[WHAT YOU SHOULD DO] Consider the data that follows and state how many lines contain the string "Canada", using the number alone.

************

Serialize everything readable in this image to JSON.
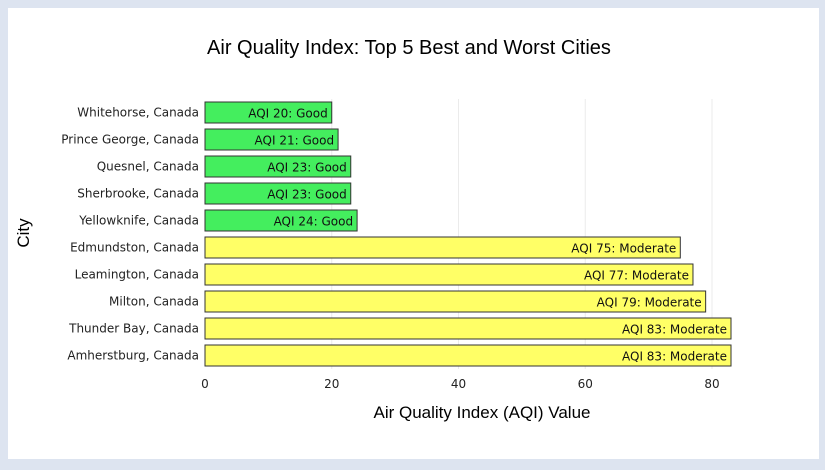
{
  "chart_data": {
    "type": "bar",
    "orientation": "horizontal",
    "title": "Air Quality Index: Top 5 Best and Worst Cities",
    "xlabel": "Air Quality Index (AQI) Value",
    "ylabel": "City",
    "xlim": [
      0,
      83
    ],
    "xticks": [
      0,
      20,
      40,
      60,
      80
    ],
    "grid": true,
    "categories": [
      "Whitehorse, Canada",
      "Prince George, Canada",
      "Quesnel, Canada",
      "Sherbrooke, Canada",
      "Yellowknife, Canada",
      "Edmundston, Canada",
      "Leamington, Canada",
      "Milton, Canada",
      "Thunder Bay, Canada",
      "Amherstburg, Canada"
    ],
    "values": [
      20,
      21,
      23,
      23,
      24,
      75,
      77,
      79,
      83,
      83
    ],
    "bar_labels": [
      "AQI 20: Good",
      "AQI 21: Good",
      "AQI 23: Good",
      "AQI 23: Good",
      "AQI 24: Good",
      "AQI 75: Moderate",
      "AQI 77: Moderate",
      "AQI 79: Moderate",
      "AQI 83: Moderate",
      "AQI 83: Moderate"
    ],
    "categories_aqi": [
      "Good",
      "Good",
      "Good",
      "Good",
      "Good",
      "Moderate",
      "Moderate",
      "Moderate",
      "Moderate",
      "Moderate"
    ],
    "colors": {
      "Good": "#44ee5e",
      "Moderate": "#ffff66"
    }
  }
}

************

[COMPLETE OUTPUT] 10